Given exercise: Go through the material below and copy each line where the word "Probes" appears.

* Start Input records *

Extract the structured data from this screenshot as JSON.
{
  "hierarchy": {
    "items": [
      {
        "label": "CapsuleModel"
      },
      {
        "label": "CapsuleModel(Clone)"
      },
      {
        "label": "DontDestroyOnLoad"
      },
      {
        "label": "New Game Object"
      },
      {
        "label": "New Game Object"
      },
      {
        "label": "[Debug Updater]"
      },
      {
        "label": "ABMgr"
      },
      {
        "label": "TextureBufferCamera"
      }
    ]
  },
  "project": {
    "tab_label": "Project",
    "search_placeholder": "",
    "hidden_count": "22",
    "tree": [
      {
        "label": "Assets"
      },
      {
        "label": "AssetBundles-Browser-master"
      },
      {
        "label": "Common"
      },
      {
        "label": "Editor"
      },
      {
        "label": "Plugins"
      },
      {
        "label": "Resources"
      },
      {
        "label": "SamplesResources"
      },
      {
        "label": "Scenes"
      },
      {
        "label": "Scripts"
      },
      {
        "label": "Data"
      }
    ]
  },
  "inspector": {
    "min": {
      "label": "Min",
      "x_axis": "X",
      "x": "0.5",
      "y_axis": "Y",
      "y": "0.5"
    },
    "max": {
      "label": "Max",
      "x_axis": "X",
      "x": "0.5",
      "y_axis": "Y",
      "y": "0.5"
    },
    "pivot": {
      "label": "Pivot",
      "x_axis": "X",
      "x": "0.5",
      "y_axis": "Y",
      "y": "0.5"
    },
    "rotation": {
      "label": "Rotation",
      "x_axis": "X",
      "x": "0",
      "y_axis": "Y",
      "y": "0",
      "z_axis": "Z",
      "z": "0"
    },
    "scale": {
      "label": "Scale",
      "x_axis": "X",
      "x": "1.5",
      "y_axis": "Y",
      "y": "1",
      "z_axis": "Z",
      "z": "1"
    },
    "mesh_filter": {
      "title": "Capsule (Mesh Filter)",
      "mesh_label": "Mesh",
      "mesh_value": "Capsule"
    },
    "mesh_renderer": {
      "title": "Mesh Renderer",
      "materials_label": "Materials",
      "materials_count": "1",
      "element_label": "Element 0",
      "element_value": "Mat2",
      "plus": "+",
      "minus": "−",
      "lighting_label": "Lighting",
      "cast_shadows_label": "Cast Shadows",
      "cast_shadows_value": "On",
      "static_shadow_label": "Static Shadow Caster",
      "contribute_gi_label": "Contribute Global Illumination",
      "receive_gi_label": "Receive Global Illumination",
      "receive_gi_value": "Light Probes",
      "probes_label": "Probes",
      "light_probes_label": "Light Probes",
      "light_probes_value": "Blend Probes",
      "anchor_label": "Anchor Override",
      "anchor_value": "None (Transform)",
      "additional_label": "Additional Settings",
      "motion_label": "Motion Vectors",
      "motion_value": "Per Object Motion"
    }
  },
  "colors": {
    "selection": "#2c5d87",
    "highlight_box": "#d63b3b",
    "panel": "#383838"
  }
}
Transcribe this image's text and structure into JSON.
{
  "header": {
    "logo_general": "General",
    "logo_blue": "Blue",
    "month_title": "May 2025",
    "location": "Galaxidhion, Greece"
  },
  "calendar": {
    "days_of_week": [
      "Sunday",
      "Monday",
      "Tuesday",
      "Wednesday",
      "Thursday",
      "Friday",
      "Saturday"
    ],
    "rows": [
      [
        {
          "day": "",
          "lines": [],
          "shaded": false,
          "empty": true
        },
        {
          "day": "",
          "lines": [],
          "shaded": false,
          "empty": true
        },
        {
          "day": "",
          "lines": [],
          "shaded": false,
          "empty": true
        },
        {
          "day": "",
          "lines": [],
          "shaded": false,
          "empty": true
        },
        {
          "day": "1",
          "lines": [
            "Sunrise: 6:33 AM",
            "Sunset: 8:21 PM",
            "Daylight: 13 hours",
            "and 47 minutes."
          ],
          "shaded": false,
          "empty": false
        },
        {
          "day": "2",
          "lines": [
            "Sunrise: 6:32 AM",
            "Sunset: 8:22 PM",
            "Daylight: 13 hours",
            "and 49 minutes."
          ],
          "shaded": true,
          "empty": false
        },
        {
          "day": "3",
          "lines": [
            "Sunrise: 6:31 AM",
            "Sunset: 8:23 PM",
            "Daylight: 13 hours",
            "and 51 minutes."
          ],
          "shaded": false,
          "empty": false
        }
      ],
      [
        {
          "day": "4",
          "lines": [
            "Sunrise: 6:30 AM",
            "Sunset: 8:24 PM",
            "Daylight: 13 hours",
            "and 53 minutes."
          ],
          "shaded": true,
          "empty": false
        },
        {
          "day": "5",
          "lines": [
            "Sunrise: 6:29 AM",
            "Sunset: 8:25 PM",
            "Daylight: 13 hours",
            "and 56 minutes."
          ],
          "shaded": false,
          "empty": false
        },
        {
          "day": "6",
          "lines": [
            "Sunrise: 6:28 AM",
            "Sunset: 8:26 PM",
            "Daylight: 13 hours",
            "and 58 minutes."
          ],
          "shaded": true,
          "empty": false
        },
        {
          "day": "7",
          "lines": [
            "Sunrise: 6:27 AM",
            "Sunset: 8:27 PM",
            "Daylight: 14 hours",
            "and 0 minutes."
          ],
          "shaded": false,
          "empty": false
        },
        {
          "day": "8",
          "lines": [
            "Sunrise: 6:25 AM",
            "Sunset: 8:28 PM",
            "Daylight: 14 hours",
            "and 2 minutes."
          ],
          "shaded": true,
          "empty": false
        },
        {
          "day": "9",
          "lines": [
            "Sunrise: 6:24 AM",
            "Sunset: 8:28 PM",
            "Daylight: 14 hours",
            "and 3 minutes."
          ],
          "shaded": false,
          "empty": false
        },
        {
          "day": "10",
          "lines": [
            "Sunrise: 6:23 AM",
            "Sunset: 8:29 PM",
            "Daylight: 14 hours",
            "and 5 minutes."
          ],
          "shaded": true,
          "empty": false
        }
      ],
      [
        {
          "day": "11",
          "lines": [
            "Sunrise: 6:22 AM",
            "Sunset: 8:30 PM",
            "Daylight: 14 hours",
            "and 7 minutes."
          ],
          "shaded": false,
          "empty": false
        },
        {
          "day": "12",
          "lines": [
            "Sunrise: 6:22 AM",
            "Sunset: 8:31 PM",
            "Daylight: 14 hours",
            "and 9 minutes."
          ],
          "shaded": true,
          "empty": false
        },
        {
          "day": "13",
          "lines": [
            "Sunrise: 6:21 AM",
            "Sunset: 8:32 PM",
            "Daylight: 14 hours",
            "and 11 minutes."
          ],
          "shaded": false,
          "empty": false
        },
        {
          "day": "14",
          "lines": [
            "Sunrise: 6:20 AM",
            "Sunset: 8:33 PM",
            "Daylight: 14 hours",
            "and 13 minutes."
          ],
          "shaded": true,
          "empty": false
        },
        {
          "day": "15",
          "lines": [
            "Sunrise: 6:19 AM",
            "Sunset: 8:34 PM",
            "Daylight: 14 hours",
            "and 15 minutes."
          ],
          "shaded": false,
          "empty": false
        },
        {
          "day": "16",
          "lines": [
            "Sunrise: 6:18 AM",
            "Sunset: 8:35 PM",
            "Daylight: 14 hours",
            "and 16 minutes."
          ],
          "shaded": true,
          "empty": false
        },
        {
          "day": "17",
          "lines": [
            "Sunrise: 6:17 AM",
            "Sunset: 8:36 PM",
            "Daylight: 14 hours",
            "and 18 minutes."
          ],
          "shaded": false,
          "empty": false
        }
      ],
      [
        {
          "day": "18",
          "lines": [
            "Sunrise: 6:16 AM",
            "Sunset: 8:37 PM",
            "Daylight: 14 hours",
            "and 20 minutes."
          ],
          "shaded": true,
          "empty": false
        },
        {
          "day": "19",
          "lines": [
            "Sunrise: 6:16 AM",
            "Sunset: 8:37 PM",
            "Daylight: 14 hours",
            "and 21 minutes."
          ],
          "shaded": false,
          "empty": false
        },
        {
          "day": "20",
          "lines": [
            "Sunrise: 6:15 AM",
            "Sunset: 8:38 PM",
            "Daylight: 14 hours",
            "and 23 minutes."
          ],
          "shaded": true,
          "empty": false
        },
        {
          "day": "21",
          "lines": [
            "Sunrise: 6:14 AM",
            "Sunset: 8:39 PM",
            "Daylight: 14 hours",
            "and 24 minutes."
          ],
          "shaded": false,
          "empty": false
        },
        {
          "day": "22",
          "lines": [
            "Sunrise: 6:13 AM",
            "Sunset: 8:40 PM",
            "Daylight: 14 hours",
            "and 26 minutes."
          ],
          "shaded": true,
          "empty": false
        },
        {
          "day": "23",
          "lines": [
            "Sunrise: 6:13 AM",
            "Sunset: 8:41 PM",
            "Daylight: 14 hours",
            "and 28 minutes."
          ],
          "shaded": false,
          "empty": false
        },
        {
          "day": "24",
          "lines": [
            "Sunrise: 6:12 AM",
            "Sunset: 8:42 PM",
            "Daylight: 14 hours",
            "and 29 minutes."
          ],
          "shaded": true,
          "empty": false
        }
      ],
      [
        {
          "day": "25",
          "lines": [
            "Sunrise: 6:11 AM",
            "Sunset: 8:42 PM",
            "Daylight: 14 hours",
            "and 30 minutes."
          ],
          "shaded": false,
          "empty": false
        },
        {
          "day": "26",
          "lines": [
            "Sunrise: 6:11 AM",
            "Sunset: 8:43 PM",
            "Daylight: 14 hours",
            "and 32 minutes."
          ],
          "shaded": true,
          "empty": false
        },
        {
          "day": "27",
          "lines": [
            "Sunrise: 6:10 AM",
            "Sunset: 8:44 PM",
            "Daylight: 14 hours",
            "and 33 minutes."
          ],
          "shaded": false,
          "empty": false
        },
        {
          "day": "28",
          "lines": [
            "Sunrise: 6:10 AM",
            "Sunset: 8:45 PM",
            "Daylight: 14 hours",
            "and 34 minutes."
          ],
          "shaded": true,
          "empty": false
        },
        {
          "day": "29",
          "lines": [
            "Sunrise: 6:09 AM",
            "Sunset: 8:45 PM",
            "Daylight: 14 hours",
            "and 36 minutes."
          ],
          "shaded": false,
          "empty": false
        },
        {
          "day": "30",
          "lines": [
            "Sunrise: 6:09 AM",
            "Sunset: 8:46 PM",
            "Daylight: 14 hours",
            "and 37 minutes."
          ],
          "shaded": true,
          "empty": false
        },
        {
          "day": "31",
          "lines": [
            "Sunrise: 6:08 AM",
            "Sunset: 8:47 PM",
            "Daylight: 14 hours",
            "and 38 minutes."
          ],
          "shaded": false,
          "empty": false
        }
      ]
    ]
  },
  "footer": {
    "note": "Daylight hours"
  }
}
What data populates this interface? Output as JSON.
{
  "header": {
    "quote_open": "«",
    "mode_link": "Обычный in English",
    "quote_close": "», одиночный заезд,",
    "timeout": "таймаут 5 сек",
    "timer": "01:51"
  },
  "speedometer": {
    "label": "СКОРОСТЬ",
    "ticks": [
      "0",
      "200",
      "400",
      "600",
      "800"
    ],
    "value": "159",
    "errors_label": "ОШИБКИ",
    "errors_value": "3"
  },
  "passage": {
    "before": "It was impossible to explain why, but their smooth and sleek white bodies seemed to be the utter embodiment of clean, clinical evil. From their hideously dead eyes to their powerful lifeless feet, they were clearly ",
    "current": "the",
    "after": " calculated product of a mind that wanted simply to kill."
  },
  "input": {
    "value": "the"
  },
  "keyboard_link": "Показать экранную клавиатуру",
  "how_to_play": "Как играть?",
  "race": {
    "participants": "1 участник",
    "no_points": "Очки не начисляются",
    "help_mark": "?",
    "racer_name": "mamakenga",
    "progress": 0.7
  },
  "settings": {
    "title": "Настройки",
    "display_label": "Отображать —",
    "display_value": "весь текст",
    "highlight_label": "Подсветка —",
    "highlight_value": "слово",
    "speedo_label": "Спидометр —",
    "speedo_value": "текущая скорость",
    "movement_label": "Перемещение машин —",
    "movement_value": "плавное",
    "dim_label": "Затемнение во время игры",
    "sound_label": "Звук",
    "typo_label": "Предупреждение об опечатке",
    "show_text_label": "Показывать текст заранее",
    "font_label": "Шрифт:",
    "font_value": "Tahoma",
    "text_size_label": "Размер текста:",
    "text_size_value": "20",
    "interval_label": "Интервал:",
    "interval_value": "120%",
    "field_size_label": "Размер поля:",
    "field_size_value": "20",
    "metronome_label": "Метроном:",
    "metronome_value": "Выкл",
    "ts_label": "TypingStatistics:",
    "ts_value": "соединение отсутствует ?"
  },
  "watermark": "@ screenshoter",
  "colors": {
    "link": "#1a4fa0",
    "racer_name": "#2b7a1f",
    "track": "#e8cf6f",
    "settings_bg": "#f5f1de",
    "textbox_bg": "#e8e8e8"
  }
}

* End Input records *

Worked answer:
      "receive_gi_value": "Light Probes",
      "probes_label": "Probes",
      "light_probes_label": "Light Probes",
      "light_probes_value": "Blend Probes",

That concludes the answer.